### TASK BRIEF
Omit any picture, and return the remaining data exactly as written.

(Stored data)
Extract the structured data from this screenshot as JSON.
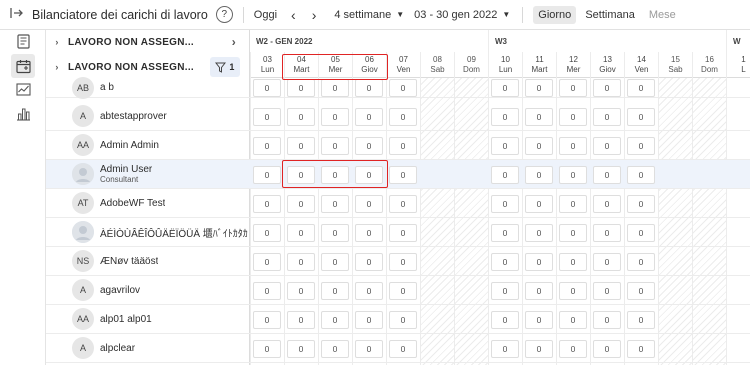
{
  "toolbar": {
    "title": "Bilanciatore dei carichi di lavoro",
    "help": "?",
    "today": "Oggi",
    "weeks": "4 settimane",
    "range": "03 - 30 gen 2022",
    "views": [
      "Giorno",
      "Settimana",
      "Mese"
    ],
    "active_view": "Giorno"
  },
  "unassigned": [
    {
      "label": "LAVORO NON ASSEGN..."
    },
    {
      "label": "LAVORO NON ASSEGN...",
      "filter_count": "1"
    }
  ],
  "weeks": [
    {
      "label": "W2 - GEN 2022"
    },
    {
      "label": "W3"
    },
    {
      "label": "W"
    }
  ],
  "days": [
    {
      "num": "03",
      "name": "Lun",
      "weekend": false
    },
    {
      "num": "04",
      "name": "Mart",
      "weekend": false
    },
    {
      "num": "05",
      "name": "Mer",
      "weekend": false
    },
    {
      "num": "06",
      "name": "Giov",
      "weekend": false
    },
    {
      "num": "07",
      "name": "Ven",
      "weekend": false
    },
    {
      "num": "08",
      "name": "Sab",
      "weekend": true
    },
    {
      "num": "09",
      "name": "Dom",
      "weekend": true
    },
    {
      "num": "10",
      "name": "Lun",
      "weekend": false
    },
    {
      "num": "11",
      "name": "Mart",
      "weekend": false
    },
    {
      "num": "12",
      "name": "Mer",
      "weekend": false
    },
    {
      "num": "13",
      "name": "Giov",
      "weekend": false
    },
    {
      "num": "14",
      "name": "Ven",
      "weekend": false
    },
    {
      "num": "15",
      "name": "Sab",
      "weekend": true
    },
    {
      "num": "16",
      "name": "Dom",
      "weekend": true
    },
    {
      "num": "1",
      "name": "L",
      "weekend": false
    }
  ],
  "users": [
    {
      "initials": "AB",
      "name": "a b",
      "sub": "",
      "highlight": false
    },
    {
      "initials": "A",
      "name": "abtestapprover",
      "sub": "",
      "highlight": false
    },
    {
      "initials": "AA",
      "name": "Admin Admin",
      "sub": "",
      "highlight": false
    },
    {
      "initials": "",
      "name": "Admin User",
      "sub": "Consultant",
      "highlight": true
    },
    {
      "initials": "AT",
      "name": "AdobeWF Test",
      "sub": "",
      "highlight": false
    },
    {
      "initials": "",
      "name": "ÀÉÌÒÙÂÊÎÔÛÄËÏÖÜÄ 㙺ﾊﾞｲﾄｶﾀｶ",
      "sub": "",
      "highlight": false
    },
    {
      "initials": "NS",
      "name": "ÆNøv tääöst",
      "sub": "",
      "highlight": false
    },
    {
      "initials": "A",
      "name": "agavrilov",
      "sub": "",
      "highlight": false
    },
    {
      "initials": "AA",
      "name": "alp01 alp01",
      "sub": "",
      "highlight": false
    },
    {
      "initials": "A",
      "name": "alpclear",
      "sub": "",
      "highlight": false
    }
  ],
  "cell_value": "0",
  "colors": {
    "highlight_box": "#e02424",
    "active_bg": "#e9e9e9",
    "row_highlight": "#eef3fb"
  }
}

### TASK RESPONSE
Extract the structured data from this screenshot as JSON.
{
  "toolbar": {
    "title": "Bilanciatore dei carichi di lavoro",
    "help": "?",
    "today": "Oggi",
    "weeks": "4 settimane",
    "range": "03 - 30 gen 2022",
    "views": [
      "Giorno",
      "Settimana",
      "Mese"
    ],
    "active_view": "Giorno"
  },
  "unassigned": [
    {
      "label": "LAVORO NON ASSEGN..."
    },
    {
      "label": "LAVORO NON ASSEGN...",
      "filter_count": "1"
    }
  ],
  "weeks": [
    {
      "label": "W2 - GEN 2022"
    },
    {
      "label": "W3"
    },
    {
      "label": "W"
    }
  ],
  "days": [
    {
      "num": "03",
      "name": "Lun",
      "weekend": false
    },
    {
      "num": "04",
      "name": "Mart",
      "weekend": false
    },
    {
      "num": "05",
      "name": "Mer",
      "weekend": false
    },
    {
      "num": "06",
      "name": "Giov",
      "weekend": false
    },
    {
      "num": "07",
      "name": "Ven",
      "weekend": false
    },
    {
      "num": "08",
      "name": "Sab",
      "weekend": true
    },
    {
      "num": "09",
      "name": "Dom",
      "weekend": true
    },
    {
      "num": "10",
      "name": "Lun",
      "weekend": false
    },
    {
      "num": "11",
      "name": "Mart",
      "weekend": false
    },
    {
      "num": "12",
      "name": "Mer",
      "weekend": false
    },
    {
      "num": "13",
      "name": "Giov",
      "weekend": false
    },
    {
      "num": "14",
      "name": "Ven",
      "weekend": false
    },
    {
      "num": "15",
      "name": "Sab",
      "weekend": true
    },
    {
      "num": "16",
      "name": "Dom",
      "weekend": true
    },
    {
      "num": "1",
      "name": "L",
      "weekend": false
    }
  ],
  "users": [
    {
      "initials": "AB",
      "name": "a b",
      "sub": "",
      "highlight": false
    },
    {
      "initials": "A",
      "name": "abtestapprover",
      "sub": "",
      "highlight": false
    },
    {
      "initials": "AA",
      "name": "Admin Admin",
      "sub": "",
      "highlight": false
    },
    {
      "initials": "",
      "name": "Admin User",
      "sub": "Consultant",
      "highlight": true
    },
    {
      "initials": "AT",
      "name": "AdobeWF Test",
      "sub": "",
      "highlight": false
    },
    {
      "initials": "",
      "name": "ÀÉÌÒÙÂÊÎÔÛÄËÏÖÜÄ 㙺ﾊﾞｲﾄｶﾀｶ",
      "sub": "",
      "highlight": false
    },
    {
      "initials": "NS",
      "name": "ÆNøv tääöst",
      "sub": "",
      "highlight": false
    },
    {
      "initials": "A",
      "name": "agavrilov",
      "sub": "",
      "highlight": false
    },
    {
      "initials": "AA",
      "name": "alp01 alp01",
      "sub": "",
      "highlight": false
    },
    {
      "initials": "A",
      "name": "alpclear",
      "sub": "",
      "highlight": false
    }
  ],
  "cell_value": "0",
  "colors": {
    "highlight_box": "#e02424",
    "active_bg": "#e9e9e9",
    "row_highlight": "#eef3fb"
  }
}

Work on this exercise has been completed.